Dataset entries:

=======

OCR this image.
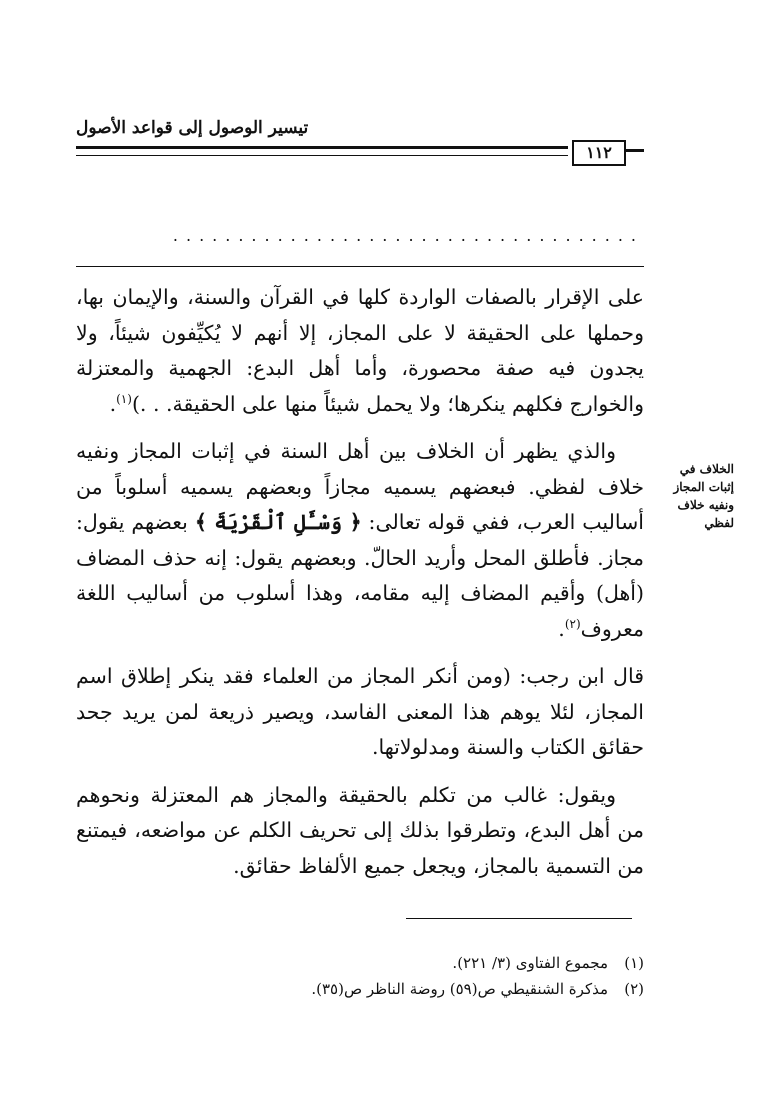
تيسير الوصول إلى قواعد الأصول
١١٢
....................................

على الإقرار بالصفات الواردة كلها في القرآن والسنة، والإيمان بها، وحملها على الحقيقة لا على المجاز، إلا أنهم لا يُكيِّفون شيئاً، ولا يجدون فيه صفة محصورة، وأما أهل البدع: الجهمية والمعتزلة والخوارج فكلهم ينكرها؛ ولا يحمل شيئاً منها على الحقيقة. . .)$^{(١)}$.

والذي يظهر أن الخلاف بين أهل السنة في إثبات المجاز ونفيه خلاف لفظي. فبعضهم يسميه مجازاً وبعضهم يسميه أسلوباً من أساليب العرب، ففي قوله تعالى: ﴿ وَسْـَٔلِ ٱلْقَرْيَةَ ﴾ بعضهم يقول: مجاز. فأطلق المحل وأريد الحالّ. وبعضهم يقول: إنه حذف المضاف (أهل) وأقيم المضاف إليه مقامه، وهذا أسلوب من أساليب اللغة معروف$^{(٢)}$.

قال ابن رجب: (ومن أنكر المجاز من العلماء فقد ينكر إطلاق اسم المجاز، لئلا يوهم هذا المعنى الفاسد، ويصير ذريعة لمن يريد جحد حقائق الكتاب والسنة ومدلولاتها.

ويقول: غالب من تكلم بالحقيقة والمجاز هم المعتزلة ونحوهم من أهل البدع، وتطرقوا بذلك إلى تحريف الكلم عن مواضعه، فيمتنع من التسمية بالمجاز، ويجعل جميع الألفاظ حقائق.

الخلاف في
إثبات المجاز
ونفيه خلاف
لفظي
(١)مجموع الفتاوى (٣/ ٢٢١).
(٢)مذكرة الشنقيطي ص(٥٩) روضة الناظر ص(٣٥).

=======

WHAT YOU SHOULD DO
Extract all lines containing the word "إثبات".

WRITTEN REPLY
والذي يظهر أن الخلاف بين أهل السنة في إثبات المجاز ونفيه خلاف لفظي. فبعضهم يسميه مجازاً وبعضهم يسميه أسلوباً من أساليب العرب، ففي قوله تعالى: ﴿ وَسْـَٔلِ ٱلْقَرْيَةَ ﴾ بعضهم يقول: مجاز. فأطلق المحل وأريد الحالّ. وبعضهم يقول: إنه حذف المضاف (أهل) وأقيم المضاف إليه مقامه، وهذا أسلوب من أساليب اللغة معروف$^{(٢)}$.
إثبات المجاز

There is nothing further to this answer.